Exactly reproduce each entry, leaving out nothing.

::::

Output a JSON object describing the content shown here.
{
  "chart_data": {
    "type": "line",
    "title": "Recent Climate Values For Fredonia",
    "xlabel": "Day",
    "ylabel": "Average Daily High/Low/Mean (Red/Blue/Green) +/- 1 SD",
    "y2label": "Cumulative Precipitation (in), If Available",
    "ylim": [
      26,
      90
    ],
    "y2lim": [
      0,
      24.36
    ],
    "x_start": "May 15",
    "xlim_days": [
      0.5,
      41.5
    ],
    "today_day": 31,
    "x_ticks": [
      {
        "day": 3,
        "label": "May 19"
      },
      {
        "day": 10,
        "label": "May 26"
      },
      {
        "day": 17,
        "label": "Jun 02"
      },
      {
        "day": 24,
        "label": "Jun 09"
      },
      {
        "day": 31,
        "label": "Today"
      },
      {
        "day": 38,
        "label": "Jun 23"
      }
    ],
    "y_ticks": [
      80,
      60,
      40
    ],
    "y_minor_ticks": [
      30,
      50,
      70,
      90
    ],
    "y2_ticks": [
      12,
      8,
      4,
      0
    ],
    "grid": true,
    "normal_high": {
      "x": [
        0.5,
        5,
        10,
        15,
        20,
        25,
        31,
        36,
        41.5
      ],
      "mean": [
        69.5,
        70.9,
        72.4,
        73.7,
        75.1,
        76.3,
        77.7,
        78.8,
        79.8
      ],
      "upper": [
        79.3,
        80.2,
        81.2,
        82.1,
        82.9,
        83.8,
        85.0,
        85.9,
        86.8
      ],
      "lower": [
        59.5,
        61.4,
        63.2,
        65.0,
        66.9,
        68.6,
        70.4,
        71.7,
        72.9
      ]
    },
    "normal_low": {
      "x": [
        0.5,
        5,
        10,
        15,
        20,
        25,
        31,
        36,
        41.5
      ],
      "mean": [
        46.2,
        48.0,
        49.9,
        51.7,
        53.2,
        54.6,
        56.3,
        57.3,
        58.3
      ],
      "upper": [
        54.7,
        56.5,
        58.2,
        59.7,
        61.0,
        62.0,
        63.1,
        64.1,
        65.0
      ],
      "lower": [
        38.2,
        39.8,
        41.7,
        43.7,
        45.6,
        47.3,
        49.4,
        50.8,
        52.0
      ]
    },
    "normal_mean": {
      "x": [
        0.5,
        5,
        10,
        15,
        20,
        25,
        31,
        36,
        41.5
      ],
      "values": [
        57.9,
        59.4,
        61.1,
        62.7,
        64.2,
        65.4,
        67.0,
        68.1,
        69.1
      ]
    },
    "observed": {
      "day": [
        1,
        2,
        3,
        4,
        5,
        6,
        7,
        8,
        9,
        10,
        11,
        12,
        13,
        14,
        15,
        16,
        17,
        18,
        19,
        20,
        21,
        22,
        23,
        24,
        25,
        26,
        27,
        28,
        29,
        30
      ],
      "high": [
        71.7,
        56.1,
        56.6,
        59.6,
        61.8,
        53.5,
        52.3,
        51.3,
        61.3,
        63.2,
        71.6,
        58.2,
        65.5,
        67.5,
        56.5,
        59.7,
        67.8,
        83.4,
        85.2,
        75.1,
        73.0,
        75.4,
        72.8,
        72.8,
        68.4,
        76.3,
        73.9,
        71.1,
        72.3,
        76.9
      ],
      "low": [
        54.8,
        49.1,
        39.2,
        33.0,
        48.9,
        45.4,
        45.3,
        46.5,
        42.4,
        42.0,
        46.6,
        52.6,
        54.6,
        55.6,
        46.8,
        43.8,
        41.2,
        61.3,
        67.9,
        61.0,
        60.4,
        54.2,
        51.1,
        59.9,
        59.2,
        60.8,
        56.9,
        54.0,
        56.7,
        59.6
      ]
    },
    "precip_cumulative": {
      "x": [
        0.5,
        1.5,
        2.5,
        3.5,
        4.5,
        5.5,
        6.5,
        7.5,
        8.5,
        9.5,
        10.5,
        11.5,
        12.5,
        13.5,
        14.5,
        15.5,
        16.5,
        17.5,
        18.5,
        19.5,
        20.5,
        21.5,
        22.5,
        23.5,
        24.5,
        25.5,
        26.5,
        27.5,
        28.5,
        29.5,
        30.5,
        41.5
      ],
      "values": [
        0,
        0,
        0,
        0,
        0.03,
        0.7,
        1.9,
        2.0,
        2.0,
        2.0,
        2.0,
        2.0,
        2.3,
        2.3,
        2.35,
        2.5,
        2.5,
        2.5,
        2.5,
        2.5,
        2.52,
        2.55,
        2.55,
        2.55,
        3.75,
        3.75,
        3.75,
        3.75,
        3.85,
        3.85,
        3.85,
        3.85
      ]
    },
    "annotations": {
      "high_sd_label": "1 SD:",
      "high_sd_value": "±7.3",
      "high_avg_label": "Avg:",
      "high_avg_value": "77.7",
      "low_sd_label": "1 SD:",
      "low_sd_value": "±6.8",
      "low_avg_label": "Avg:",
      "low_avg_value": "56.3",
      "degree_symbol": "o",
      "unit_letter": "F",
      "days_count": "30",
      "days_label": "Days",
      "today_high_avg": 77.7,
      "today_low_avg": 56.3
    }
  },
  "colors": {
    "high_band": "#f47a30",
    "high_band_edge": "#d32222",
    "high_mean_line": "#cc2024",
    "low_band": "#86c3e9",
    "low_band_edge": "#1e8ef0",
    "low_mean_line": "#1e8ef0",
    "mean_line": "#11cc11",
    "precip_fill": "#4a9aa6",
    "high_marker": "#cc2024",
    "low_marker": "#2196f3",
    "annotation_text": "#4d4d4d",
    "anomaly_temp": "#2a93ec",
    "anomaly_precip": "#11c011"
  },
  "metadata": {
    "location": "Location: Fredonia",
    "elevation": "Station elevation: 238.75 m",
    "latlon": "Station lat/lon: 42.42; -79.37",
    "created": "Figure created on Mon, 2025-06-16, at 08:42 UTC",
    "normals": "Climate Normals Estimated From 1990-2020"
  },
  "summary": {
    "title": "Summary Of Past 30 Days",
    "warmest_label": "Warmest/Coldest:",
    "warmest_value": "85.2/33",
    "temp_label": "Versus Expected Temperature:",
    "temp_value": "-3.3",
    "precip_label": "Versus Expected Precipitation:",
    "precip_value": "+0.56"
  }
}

::::

## IN RESPONSE:
Output a JSON object describing the content shown here.
{
  "chart_data": {
    "type": "line",
    "title": "Recent Climate Values For Fredonia",
    "xlabel": "Day",
    "ylabel": "Average Daily High/Low/Mean (Red/Blue/Green) +/- 1 SD",
    "y2label": "Cumulative Precipitation (in), If Available",
    "ylim": [
      26,
      90
    ],
    "y2lim": [
      0,
      24.36
    ],
    "x_start": "May 15",
    "xlim_days": [
      0.5,
      41.5
    ],
    "today_day": 31,
    "x_ticks": [
      {
        "day": 3,
        "label": "May 19"
      },
      {
        "day": 10,
        "label": "May 26"
      },
      {
        "day": 17,
        "label": "Jun 02"
      },
      {
        "day": 24,
        "label": "Jun 09"
      },
      {
        "day": 31,
        "label": "Today"
      },
      {
        "day": 38,
        "label": "Jun 23"
      }
    ],
    "y_ticks": [
      80,
      60,
      40
    ],
    "y_minor_ticks": [
      30,
      50,
      70,
      90
    ],
    "y2_ticks": [
      12,
      8,
      4,
      0
    ],
    "grid": true,
    "normal_high": {
      "x": [
        0.5,
        5,
        10,
        15,
        20,
        25,
        31,
        36,
        41.5
      ],
      "mean": [
        69.5,
        70.9,
        72.4,
        73.7,
        75.1,
        76.3,
        77.7,
        78.8,
        79.8
      ],
      "upper": [
        79.3,
        80.2,
        81.2,
        82.1,
        82.9,
        83.8,
        85.0,
        85.9,
        86.8
      ],
      "lower": [
        59.5,
        61.4,
        63.2,
        65.0,
        66.9,
        68.6,
        70.4,
        71.7,
        72.9
      ]
    },
    "normal_low": {
      "x": [
        0.5,
        5,
        10,
        15,
        20,
        25,
        31,
        36,
        41.5
      ],
      "mean": [
        46.2,
        48.0,
        49.9,
        51.7,
        53.2,
        54.6,
        56.3,
        57.3,
        58.3
      ],
      "upper": [
        54.7,
        56.5,
        58.2,
        59.7,
        61.0,
        62.0,
        63.1,
        64.1,
        65.0
      ],
      "lower": [
        38.2,
        39.8,
        41.7,
        43.7,
        45.6,
        47.3,
        49.4,
        50.8,
        52.0
      ]
    },
    "normal_mean": {
      "x": [
        0.5,
        5,
        10,
        15,
        20,
        25,
        31,
        36,
        41.5
      ],
      "values": [
        57.9,
        59.4,
        61.1,
        62.7,
        64.2,
        65.4,
        67.0,
        68.1,
        69.1
      ]
    },
    "observed": {
      "day": [
        1,
        2,
        3,
        4,
        5,
        6,
        7,
        8,
        9,
        10,
        11,
        12,
        13,
        14,
        15,
        16,
        17,
        18,
        19,
        20,
        21,
        22,
        23,
        24,
        25,
        26,
        27,
        28,
        29,
        30
      ],
      "high": [
        71.7,
        56.1,
        56.6,
        59.6,
        61.8,
        53.5,
        52.3,
        51.3,
        61.3,
        63.2,
        71.6,
        58.2,
        65.5,
        67.5,
        56.5,
        59.7,
        67.8,
        83.4,
        85.2,
        75.1,
        73.0,
        75.4,
        72.8,
        72.8,
        68.4,
        76.3,
        73.9,
        71.1,
        72.3,
        76.9
      ],
      "low": [
        54.8,
        49.1,
        39.2,
        33.0,
        48.9,
        45.4,
        45.3,
        46.5,
        42.4,
        42.0,
        46.6,
        52.6,
        54.6,
        55.6,
        46.8,
        43.8,
        41.2,
        61.3,
        67.9,
        61.0,
        60.4,
        54.2,
        51.1,
        59.9,
        59.2,
        60.8,
        56.9,
        54.0,
        56.7,
        59.6
      ]
    },
    "precip_cumulative": {
      "x": [
        0.5,
        1.5,
        2.5,
        3.5,
        4.5,
        5.5,
        6.5,
        7.5,
        8.5,
        9.5,
        10.5,
        11.5,
        12.5,
        13.5,
        14.5,
        15.5,
        16.5,
        17.5,
        18.5,
        19.5,
        20.5,
        21.5,
        22.5,
        23.5,
        24.5,
        25.5,
        26.5,
        27.5,
        28.5,
        29.5,
        30.5,
        41.5
      ],
      "values": [
        0,
        0,
        0,
        0,
        0.03,
        0.7,
        1.9,
        2.0,
        2.0,
        2.0,
        2.0,
        2.0,
        2.3,
        2.3,
        2.35,
        2.5,
        2.5,
        2.5,
        2.5,
        2.5,
        2.52,
        2.55,
        2.55,
        2.55,
        3.75,
        3.75,
        3.75,
        3.75,
        3.85,
        3.85,
        3.85,
        3.85
      ]
    },
    "annotations": {
      "high_sd_label": "1 SD:",
      "high_sd_value": "±7.3",
      "high_avg_label": "Avg:",
      "high_avg_value": "77.7",
      "low_sd_label": "1 SD:",
      "low_sd_value": "±6.8",
      "low_avg_label": "Avg:",
      "low_avg_value": "56.3",
      "degree_symbol": "o",
      "unit_letter": "F",
      "days_count": "30",
      "days_label": "Days",
      "today_high_avg": 77.7,
      "today_low_avg": 56.3
    }
  },
  "colors": {
    "high_band": "#f47a30",
    "high_band_edge": "#d32222",
    "high_mean_line": "#cc2024",
    "low_band": "#86c3e9",
    "low_band_edge": "#1e8ef0",
    "low_mean_line": "#1e8ef0",
    "mean_line": "#11cc11",
    "precip_fill": "#4a9aa6",
    "high_marker": "#cc2024",
    "low_marker": "#2196f3",
    "annotation_text": "#4d4d4d",
    "anomaly_temp": "#2a93ec",
    "anomaly_precip": "#11c011"
  },
  "metadata": {
    "location": "Location: Fredonia",
    "elevation": "Station elevation: 238.75 m",
    "latlon": "Station lat/lon: 42.42; -79.37",
    "created": "Figure created on Mon, 2025-06-16, at 08:42 UTC",
    "normals": "Climate Normals Estimated From 1990-2020"
  },
  "summary": {
    "title": "Summary Of Past 30 Days",
    "warmest_label": "Warmest/Coldest:",
    "warmest_value": "85.2/33",
    "temp_label": "Versus Expected Temperature:",
    "temp_value": "-3.3",
    "precip_label": "Versus Expected Precipitation:",
    "precip_value": "+0.56"
  }
}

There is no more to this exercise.